Task details | Restate each line word for word. Leave out every picture.

begin Data supplied

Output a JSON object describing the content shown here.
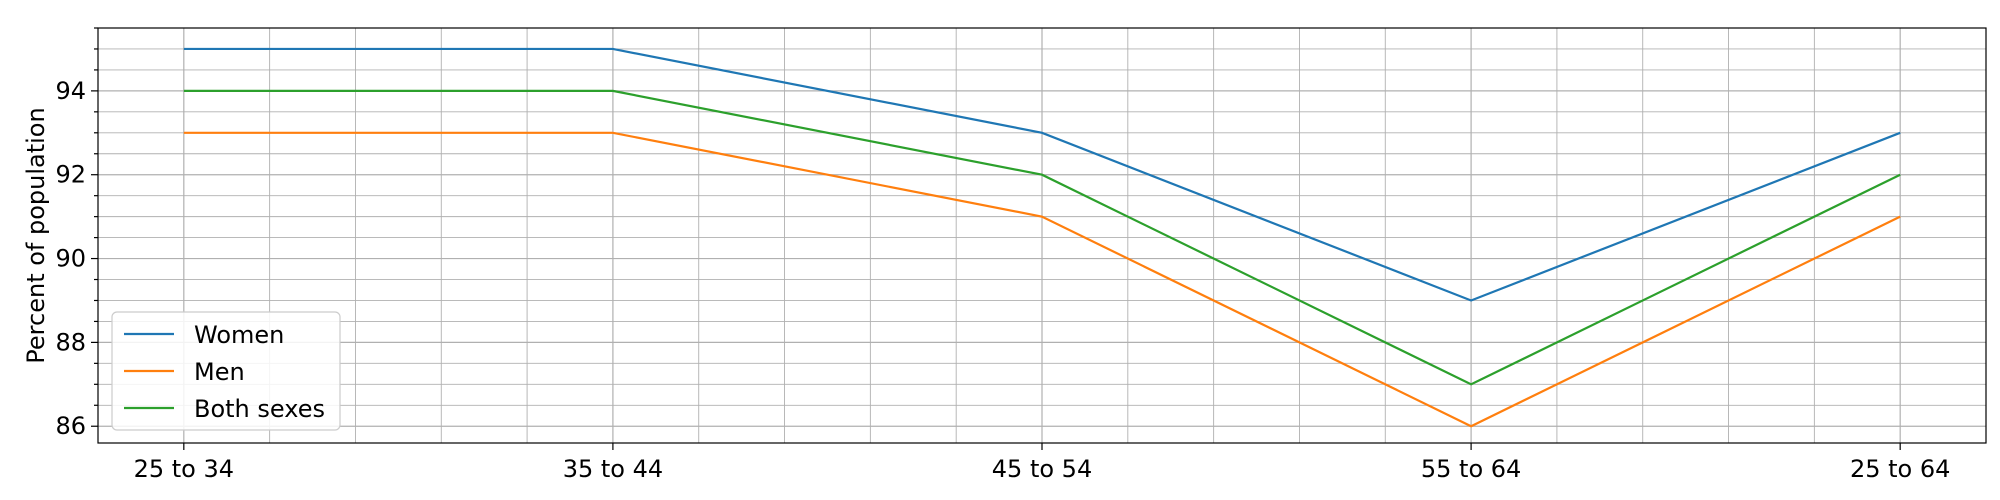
{
  "chart_data": {
    "type": "line",
    "categories": [
      "25 to 34",
      "35 to 44",
      "45 to 54",
      "55 to 64",
      "25 to 64"
    ],
    "ylabel": "Percent of population",
    "ylim": [
      85.6,
      95.5
    ],
    "yticks": [
      86,
      88,
      90,
      92,
      94
    ],
    "grid": true,
    "minor_grid": true,
    "legend_position": "lower-left",
    "series": [
      {
        "name": "Women",
        "color": "#1f77b4",
        "values": [
          95,
          95,
          93,
          89,
          93
        ]
      },
      {
        "name": "Men",
        "color": "#ff7f0e",
        "values": [
          93,
          93,
          91,
          86,
          91
        ]
      },
      {
        "name": "Both sexes",
        "color": "#2ca02c",
        "values": [
          94,
          94,
          92,
          87,
          92
        ]
      }
    ]
  }
}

end Data supplied

Correct answer |
Output a JSON object describing the content shown here.
{
  "chart_data": {
    "type": "line",
    "categories": [
      "25 to 34",
      "35 to 44",
      "45 to 54",
      "55 to 64",
      "25 to 64"
    ],
    "ylabel": "Percent of population",
    "ylim": [
      85.6,
      95.5
    ],
    "yticks": [
      86,
      88,
      90,
      92,
      94
    ],
    "grid": true,
    "minor_grid": true,
    "legend_position": "lower-left",
    "series": [
      {
        "name": "Women",
        "color": "#1f77b4",
        "values": [
          95,
          95,
          93,
          89,
          93
        ]
      },
      {
        "name": "Men",
        "color": "#ff7f0e",
        "values": [
          93,
          93,
          91,
          86,
          91
        ]
      },
      {
        "name": "Both sexes",
        "color": "#2ca02c",
        "values": [
          94,
          94,
          92,
          87,
          92
        ]
      }
    ]
  }
}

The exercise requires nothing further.